§ **Data provided**

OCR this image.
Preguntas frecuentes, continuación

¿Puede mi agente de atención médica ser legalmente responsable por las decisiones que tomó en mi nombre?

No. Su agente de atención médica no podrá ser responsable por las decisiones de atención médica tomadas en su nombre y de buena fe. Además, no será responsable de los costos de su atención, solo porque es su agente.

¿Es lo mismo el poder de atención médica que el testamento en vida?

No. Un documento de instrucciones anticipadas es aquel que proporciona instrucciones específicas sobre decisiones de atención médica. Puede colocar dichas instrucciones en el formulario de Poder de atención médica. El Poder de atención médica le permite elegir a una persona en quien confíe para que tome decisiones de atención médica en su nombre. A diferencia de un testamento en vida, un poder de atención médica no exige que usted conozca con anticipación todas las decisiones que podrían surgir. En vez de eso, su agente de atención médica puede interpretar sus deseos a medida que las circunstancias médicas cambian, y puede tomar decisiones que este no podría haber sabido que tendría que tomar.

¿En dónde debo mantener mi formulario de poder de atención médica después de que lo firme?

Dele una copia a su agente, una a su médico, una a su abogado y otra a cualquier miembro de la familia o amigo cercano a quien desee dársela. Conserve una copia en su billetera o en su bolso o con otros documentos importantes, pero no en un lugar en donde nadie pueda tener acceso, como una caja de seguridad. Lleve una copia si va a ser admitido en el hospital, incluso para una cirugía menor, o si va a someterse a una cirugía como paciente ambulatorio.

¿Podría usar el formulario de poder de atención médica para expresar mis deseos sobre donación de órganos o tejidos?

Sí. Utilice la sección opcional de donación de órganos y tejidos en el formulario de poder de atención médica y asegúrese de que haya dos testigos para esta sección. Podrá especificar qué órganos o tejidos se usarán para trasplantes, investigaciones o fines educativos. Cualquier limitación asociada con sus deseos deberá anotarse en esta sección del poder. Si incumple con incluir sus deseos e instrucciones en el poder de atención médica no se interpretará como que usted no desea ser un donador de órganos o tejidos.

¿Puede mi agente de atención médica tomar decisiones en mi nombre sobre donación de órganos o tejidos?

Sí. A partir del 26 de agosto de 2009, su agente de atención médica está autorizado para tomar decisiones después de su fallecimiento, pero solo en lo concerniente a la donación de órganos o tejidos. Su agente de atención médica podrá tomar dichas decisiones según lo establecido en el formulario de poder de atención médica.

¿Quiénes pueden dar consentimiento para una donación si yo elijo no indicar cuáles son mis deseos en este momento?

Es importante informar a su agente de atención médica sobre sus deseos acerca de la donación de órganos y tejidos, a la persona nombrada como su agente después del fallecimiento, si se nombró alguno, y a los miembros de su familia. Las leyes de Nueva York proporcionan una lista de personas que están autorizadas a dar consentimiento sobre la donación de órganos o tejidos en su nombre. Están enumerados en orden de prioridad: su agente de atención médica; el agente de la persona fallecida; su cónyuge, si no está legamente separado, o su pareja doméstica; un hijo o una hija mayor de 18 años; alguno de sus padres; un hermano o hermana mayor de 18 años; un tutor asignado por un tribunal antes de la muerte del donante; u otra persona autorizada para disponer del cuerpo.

§ **Instructions to follow**
Search the data for the word "este" and copy each line where it appears.

§ **Response to the task**
No. Un documento de instrucciones anticipadas es aquel que proporciona instrucciones específicas sobre decisiones de atención médica. Puede colocar dichas instrucciones en el formulario de Poder de atención médica. El Poder de atención médica le permite elegir a una persona en quien confíe para que tome decisiones de atención médica en su nombre. A diferencia de un testamento en vida, un poder de atención médica no exige que usted conozca con anticipación todas las decisiones que podrían surgir. En vez de eso, su agente de atención médica puede interpretar sus deseos a medida que las circunstancias médicas cambian, y puede tomar decisiones que este no podría haber sabido que tendría que tomar.
¿Quiénes pueden dar consentimiento para una donación si yo elijo no indicar cuáles son mis deseos en este momento?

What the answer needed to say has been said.